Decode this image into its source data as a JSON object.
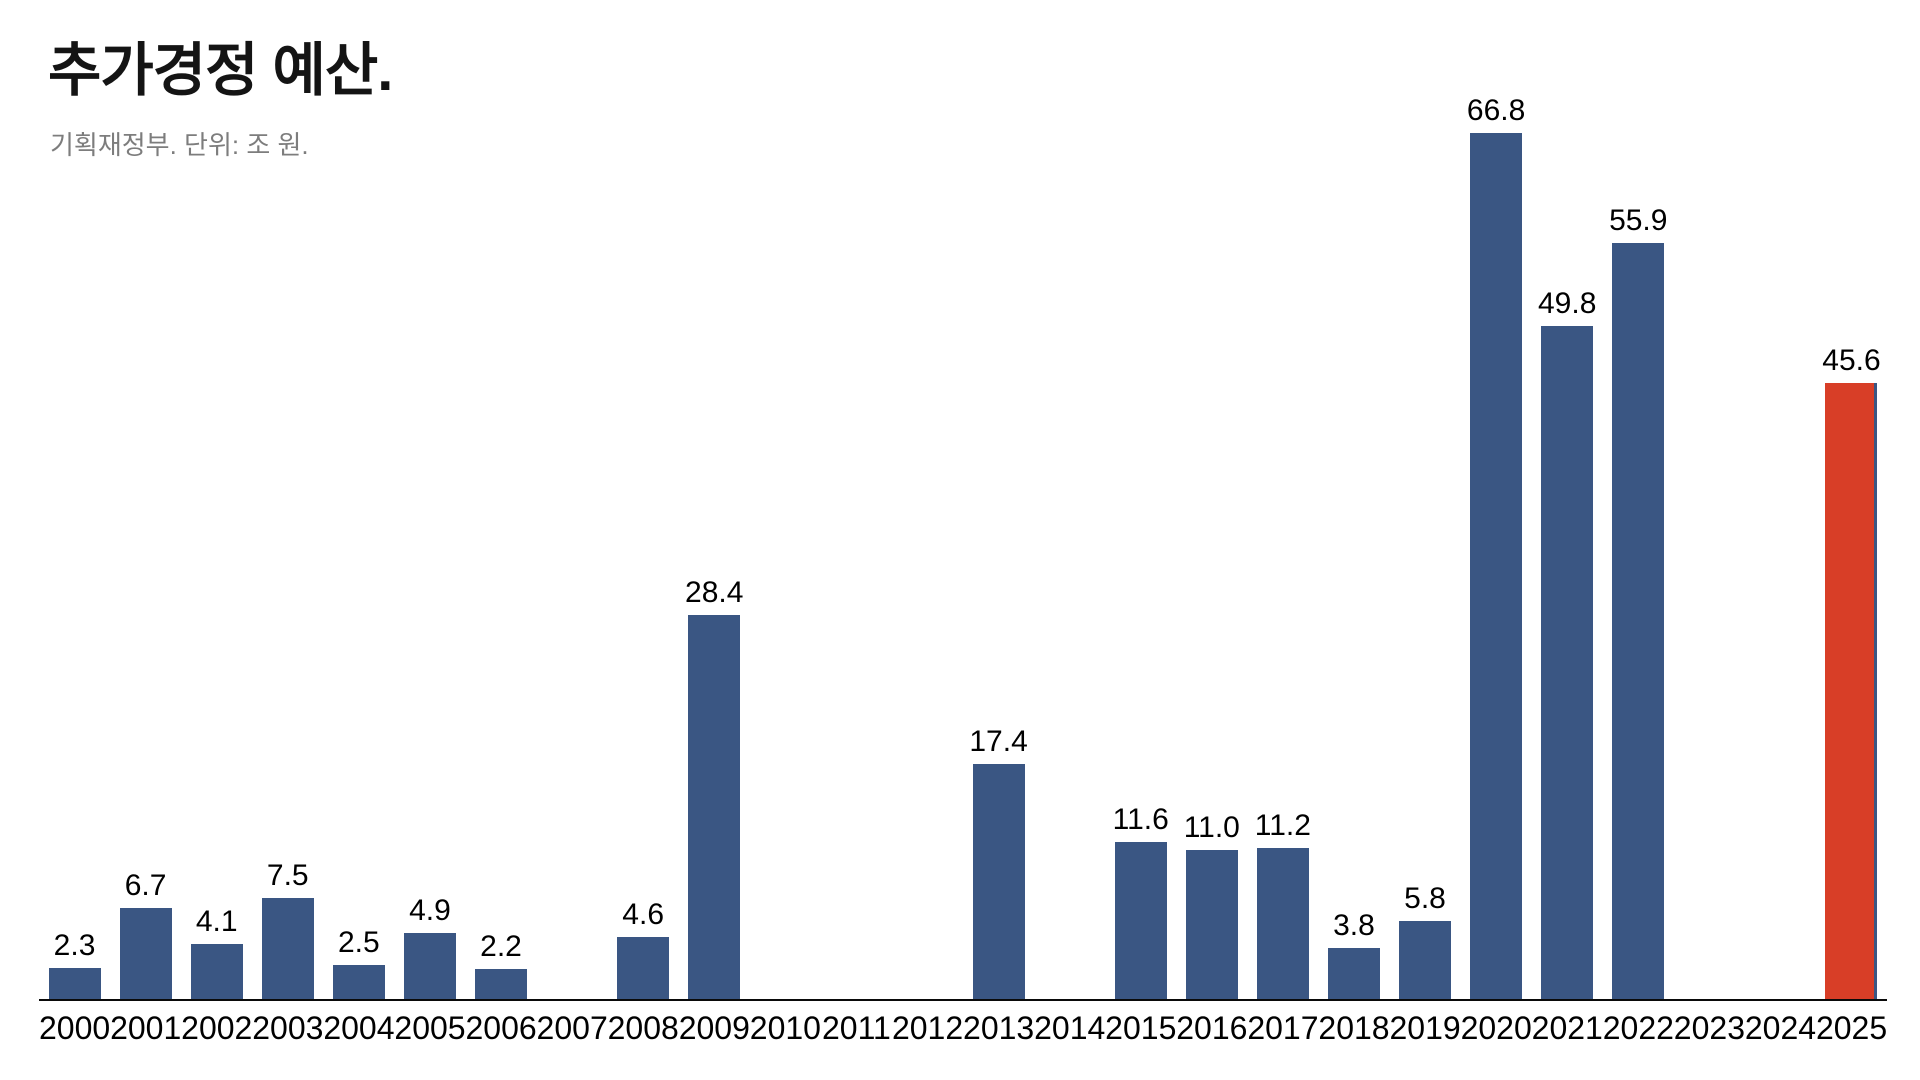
{
  "header": {
    "title": "추가경정 예산.",
    "subtitle": "기획재정부. 단위: 조 원."
  },
  "chart_data": {
    "type": "bar",
    "title": "추가경정 예산.",
    "subtitle": "기획재정부. 단위: 조 원.",
    "categories": [
      "2000",
      "2001",
      "2002",
      "2003",
      "2004",
      "2005",
      "2006",
      "2007",
      "2008",
      "2009",
      "2010",
      "2011",
      "2012",
      "2013",
      "2014",
      "2015",
      "2016",
      "2017",
      "2018",
      "2019",
      "2020",
      "2021",
      "2022",
      "2023",
      "2024",
      "2025"
    ],
    "values": [
      2.3,
      6.7,
      4.1,
      7.5,
      2.5,
      4.9,
      2.2,
      null,
      4.6,
      28.4,
      null,
      null,
      null,
      17.4,
      null,
      11.6,
      11.0,
      11.2,
      3.8,
      5.8,
      66.8,
      49.8,
      55.9,
      null,
      null,
      45.6
    ],
    "highlight_index": 25,
    "value_label_decimals": 1,
    "xlabel": "",
    "ylabel": "",
    "ylim": [
      0,
      66.8
    ],
    "grid": false,
    "legend": false,
    "colors": {
      "bar": "#3A5683",
      "highlight": "#D83E27",
      "axis": "#0A0A0A",
      "title_text": "#141414",
      "subtitle_text": "#7D7D7D",
      "label_text": "#000000"
    }
  }
}
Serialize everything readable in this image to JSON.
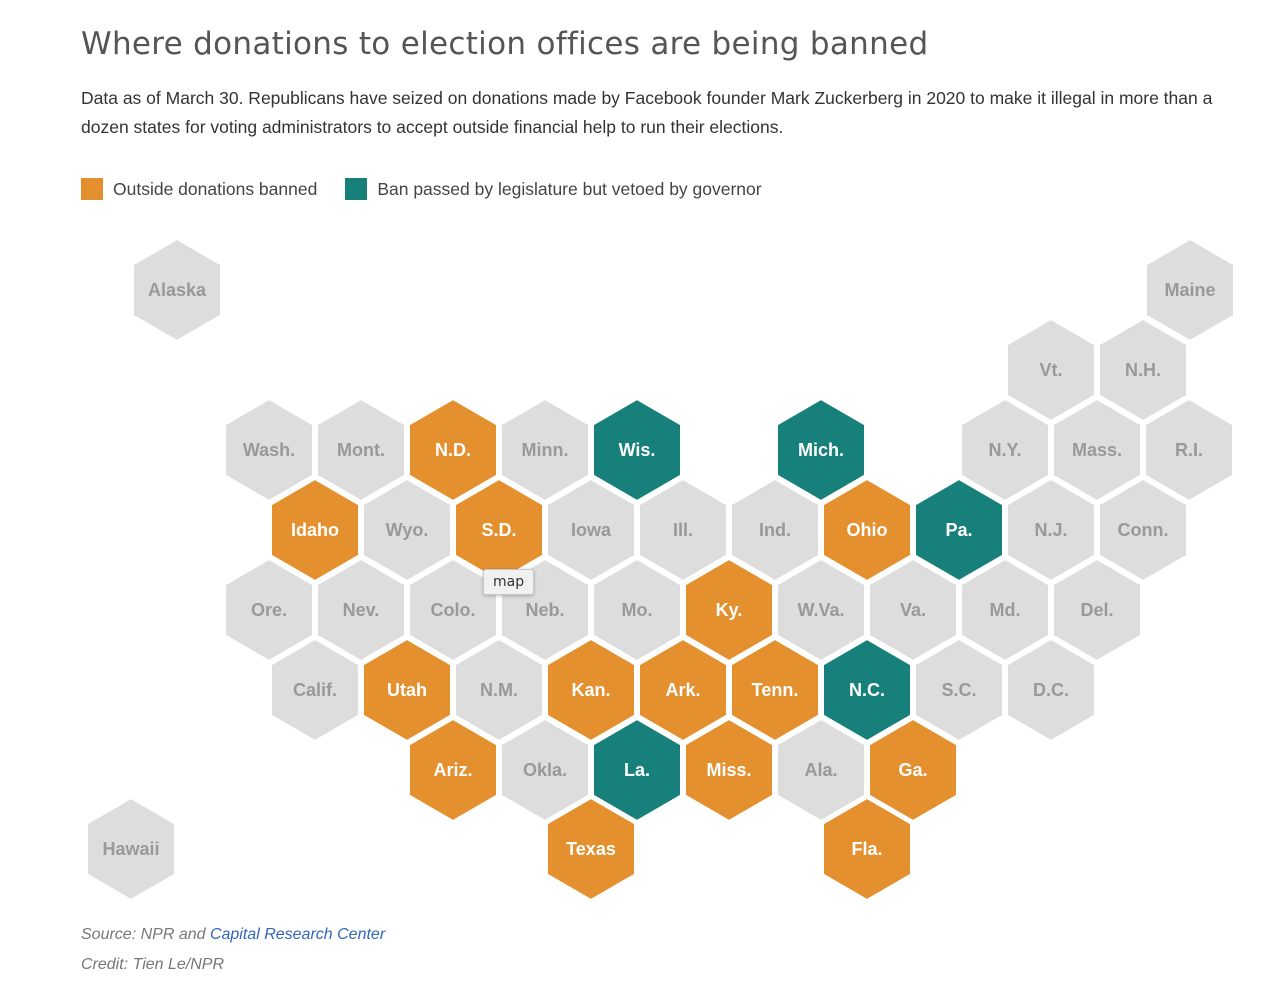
{
  "title": "Where donations to election offices are being banned",
  "subtitle": "Data as of March 30. Republicans have seized on donations made by Facebook founder Mark Zuckerberg in 2020 to make it illegal in more than a dozen states for voting administrators to accept outside financial help to run their elections.",
  "legend": [
    {
      "key": "banned",
      "label": "Outside donations banned",
      "color": "#e5902e"
    },
    {
      "key": "vetoed",
      "label": "Ban passed by legislature but vetoed by governor",
      "color": "#17807a"
    }
  ],
  "colors": {
    "none": "#dddddd",
    "banned": "#e5902e",
    "vetoed": "#17807a",
    "label_dark": "#999999",
    "label_light": "#ffffff"
  },
  "tooltip": "map",
  "source": {
    "prefix": "Source: NPR and ",
    "link_text": "Capital Research Center"
  },
  "credit": "Credit: Tien Le/NPR",
  "states": [
    {
      "name": "Alaska",
      "status": "none"
    },
    {
      "name": "Maine",
      "status": "none"
    },
    {
      "name": "Vt.",
      "status": "none"
    },
    {
      "name": "N.H.",
      "status": "none"
    },
    {
      "name": "Wash.",
      "status": "none"
    },
    {
      "name": "Mont.",
      "status": "none"
    },
    {
      "name": "N.D.",
      "status": "banned"
    },
    {
      "name": "Minn.",
      "status": "none"
    },
    {
      "name": "Wis.",
      "status": "vetoed"
    },
    {
      "name": "Mich.",
      "status": "vetoed"
    },
    {
      "name": "N.Y.",
      "status": "none"
    },
    {
      "name": "Mass.",
      "status": "none"
    },
    {
      "name": "R.I.",
      "status": "none"
    },
    {
      "name": "Idaho",
      "status": "banned"
    },
    {
      "name": "Wyo.",
      "status": "none"
    },
    {
      "name": "S.D.",
      "status": "banned"
    },
    {
      "name": "Iowa",
      "status": "none"
    },
    {
      "name": "Ill.",
      "status": "none"
    },
    {
      "name": "Ind.",
      "status": "none"
    },
    {
      "name": "Ohio",
      "status": "banned"
    },
    {
      "name": "Pa.",
      "status": "vetoed"
    },
    {
      "name": "N.J.",
      "status": "none"
    },
    {
      "name": "Conn.",
      "status": "none"
    },
    {
      "name": "Ore.",
      "status": "none"
    },
    {
      "name": "Nev.",
      "status": "none"
    },
    {
      "name": "Colo.",
      "status": "none"
    },
    {
      "name": "Neb.",
      "status": "none"
    },
    {
      "name": "Mo.",
      "status": "none"
    },
    {
      "name": "Ky.",
      "status": "banned"
    },
    {
      "name": "W.Va.",
      "status": "none"
    },
    {
      "name": "Va.",
      "status": "none"
    },
    {
      "name": "Md.",
      "status": "none"
    },
    {
      "name": "Del.",
      "status": "none"
    },
    {
      "name": "Calif.",
      "status": "none"
    },
    {
      "name": "Utah",
      "status": "banned"
    },
    {
      "name": "N.M.",
      "status": "none"
    },
    {
      "name": "Kan.",
      "status": "banned"
    },
    {
      "name": "Ark.",
      "status": "banned"
    },
    {
      "name": "Tenn.",
      "status": "banned"
    },
    {
      "name": "N.C.",
      "status": "vetoed"
    },
    {
      "name": "S.C.",
      "status": "none"
    },
    {
      "name": "D.C.",
      "status": "none"
    },
    {
      "name": "Ariz.",
      "status": "banned"
    },
    {
      "name": "Okla.",
      "status": "none"
    },
    {
      "name": "La.",
      "status": "vetoed"
    },
    {
      "name": "Miss.",
      "status": "banned"
    },
    {
      "name": "Ala.",
      "status": "none"
    },
    {
      "name": "Ga.",
      "status": "banned"
    },
    {
      "name": "Hawaii",
      "status": "none"
    },
    {
      "name": "Texas",
      "status": "banned"
    },
    {
      "name": "Fla.",
      "status": "banned"
    }
  ]
}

* [WHAT TO WORK ON] Leaving aside the images, write out the entries above word for word.

* [SOLUTION BELOW]
Decode this image into its source data as a JSON object.
{
  "header": {
    "title": "추가경정 예산.",
    "subtitle": "기획재정부. 단위: 조 원."
  },
  "chart_data": {
    "type": "bar",
    "title": "추가경정 예산.",
    "subtitle": "기획재정부. 단위: 조 원.",
    "categories": [
      "2000",
      "2001",
      "2002",
      "2003",
      "2004",
      "2005",
      "2006",
      "2007",
      "2008",
      "2009",
      "2010",
      "2011",
      "2012",
      "2013",
      "2014",
      "2015",
      "2016",
      "2017",
      "2018",
      "2019",
      "2020",
      "2021",
      "2022",
      "2023",
      "2024",
      "2025"
    ],
    "values": [
      2.3,
      6.7,
      4.1,
      7.5,
      2.5,
      4.9,
      2.2,
      null,
      4.6,
      28.4,
      null,
      null,
      null,
      17.4,
      null,
      11.6,
      11.0,
      11.2,
      3.8,
      5.8,
      66.8,
      49.8,
      55.9,
      null,
      null,
      45.6
    ],
    "highlight_index": 25,
    "value_label_decimals": 1,
    "xlabel": "",
    "ylabel": "",
    "ylim": [
      0,
      66.8
    ],
    "grid": false,
    "legend": false,
    "colors": {
      "bar": "#3A5683",
      "highlight": "#D83E27",
      "axis": "#0A0A0A",
      "title_text": "#141414",
      "subtitle_text": "#7D7D7D",
      "label_text": "#000000"
    }
  }
}
Serialize everything readable in this image to JSON.
{
  "title": "Where donations to election offices are being banned",
  "subtitle": "Data as of March 30. Republicans have seized on donations made by Facebook founder Mark Zuckerberg in 2020 to make it illegal in more than a dozen states for voting administrators to accept outside financial help to run their elections.",
  "legend": [
    {
      "key": "banned",
      "label": "Outside donations banned",
      "color": "#e5902e"
    },
    {
      "key": "vetoed",
      "label": "Ban passed by legislature but vetoed by governor",
      "color": "#17807a"
    }
  ],
  "colors": {
    "none": "#dddddd",
    "banned": "#e5902e",
    "vetoed": "#17807a",
    "label_dark": "#999999",
    "label_light": "#ffffff"
  },
  "tooltip": "map",
  "source": {
    "prefix": "Source: NPR and ",
    "link_text": "Capital Research Center"
  },
  "credit": "Credit: Tien Le/NPR",
  "states": [
    {
      "name": "Alaska",
      "status": "none"
    },
    {
      "name": "Maine",
      "status": "none"
    },
    {
      "name": "Vt.",
      "status": "none"
    },
    {
      "name": "N.H.",
      "status": "none"
    },
    {
      "name": "Wash.",
      "status": "none"
    },
    {
      "name": "Mont.",
      "status": "none"
    },
    {
      "name": "N.D.",
      "status": "banned"
    },
    {
      "name": "Minn.",
      "status": "none"
    },
    {
      "name": "Wis.",
      "status": "vetoed"
    },
    {
      "name": "Mich.",
      "status": "vetoed"
    },
    {
      "name": "N.Y.",
      "status": "none"
    },
    {
      "name": "Mass.",
      "status": "none"
    },
    {
      "name": "R.I.",
      "status": "none"
    },
    {
      "name": "Idaho",
      "status": "banned"
    },
    {
      "name": "Wyo.",
      "status": "none"
    },
    {
      "name": "S.D.",
      "status": "banned"
    },
    {
      "name": "Iowa",
      "status": "none"
    },
    {
      "name": "Ill.",
      "status": "none"
    },
    {
      "name": "Ind.",
      "status": "none"
    },
    {
      "name": "Ohio",
      "status": "banned"
    },
    {
      "name": "Pa.",
      "status": "vetoed"
    },
    {
      "name": "N.J.",
      "status": "none"
    },
    {
      "name": "Conn.",
      "status": "none"
    },
    {
      "name": "Ore.",
      "status": "none"
    },
    {
      "name": "Nev.",
      "status": "none"
    },
    {
      "name": "Colo.",
      "status": "none"
    },
    {
      "name": "Neb.",
      "status": "none"
    },
    {
      "name": "Mo.",
      "status": "none"
    },
    {
      "name": "Ky.",
      "status": "banned"
    },
    {
      "name": "W.Va.",
      "status": "none"
    },
    {
      "name": "Va.",
      "status": "none"
    },
    {
      "name": "Md.",
      "status": "none"
    },
    {
      "name": "Del.",
      "status": "none"
    },
    {
      "name": "Calif.",
      "status": "none"
    },
    {
      "name": "Utah",
      "status": "banned"
    },
    {
      "name": "N.M.",
      "status": "none"
    },
    {
      "name": "Kan.",
      "status": "banned"
    },
    {
      "name": "Ark.",
      "status": "banned"
    },
    {
      "name": "Tenn.",
      "status": "banned"
    },
    {
      "name": "N.C.",
      "status": "vetoed"
    },
    {
      "name": "S.C.",
      "status": "none"
    },
    {
      "name": "D.C.",
      "status": "none"
    },
    {
      "name": "Ariz.",
      "status": "banned"
    },
    {
      "name": "Okla.",
      "status": "none"
    },
    {
      "name": "La.",
      "status": "vetoed"
    },
    {
      "name": "Miss.",
      "status": "banned"
    },
    {
      "name": "Ala.",
      "status": "none"
    },
    {
      "name": "Ga.",
      "status": "banned"
    },
    {
      "name": "Hawaii",
      "status": "none"
    },
    {
      "name": "Texas",
      "status": "banned"
    },
    {
      "name": "Fla.",
      "status": "banned"
    }
  ]
}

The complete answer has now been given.